* [Exercise description]: For each line below that contains the string "товаров", copy that line.

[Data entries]

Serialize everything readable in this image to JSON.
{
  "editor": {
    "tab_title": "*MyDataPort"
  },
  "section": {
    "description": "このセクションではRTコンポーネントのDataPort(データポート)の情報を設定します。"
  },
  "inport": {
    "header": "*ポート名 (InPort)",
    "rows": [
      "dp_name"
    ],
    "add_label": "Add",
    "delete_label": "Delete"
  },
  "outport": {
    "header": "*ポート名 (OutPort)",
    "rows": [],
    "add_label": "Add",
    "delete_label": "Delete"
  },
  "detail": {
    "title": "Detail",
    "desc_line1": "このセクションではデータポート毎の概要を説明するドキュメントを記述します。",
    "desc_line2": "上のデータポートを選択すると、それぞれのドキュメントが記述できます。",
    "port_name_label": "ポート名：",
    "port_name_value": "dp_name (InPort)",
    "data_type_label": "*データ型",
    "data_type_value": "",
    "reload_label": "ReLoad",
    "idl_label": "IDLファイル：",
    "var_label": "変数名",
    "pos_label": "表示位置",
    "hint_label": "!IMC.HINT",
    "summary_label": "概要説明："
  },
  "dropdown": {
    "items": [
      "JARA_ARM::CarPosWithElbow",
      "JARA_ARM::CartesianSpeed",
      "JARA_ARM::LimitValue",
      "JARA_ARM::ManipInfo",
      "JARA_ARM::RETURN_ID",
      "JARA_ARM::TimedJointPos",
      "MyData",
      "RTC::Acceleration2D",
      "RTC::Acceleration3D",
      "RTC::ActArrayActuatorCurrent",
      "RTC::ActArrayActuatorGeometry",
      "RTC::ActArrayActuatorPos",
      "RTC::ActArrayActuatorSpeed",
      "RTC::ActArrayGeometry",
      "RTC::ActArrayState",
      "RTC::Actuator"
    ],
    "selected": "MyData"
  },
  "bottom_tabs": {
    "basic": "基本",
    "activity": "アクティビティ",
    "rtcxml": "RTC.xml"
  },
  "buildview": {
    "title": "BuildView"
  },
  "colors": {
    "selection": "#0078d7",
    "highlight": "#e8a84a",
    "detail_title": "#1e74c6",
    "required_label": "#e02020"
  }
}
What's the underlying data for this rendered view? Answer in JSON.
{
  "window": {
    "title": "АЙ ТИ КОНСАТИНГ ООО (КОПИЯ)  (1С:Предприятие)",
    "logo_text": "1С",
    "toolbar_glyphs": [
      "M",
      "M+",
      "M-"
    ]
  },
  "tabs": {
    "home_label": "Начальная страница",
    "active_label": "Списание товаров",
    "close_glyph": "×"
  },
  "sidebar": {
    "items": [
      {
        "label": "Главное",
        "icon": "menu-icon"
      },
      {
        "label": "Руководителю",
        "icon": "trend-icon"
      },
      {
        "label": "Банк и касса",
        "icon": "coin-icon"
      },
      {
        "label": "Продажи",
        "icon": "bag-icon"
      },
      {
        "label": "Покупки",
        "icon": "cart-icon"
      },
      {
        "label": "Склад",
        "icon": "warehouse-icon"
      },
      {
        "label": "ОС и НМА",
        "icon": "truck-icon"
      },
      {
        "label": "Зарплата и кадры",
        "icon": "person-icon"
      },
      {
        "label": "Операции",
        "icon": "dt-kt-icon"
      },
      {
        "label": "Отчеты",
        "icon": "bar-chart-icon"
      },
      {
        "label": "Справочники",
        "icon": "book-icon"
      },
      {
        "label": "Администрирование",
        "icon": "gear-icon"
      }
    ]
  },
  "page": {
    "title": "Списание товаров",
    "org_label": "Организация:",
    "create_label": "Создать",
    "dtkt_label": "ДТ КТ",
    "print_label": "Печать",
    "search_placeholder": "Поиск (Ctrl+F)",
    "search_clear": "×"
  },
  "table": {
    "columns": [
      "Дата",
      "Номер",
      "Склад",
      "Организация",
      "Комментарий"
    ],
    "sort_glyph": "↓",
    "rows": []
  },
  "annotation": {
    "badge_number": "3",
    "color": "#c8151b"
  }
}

* [Exercise solution]:
    "active_label": "Списание товаров",
    "title": "Списание товаров",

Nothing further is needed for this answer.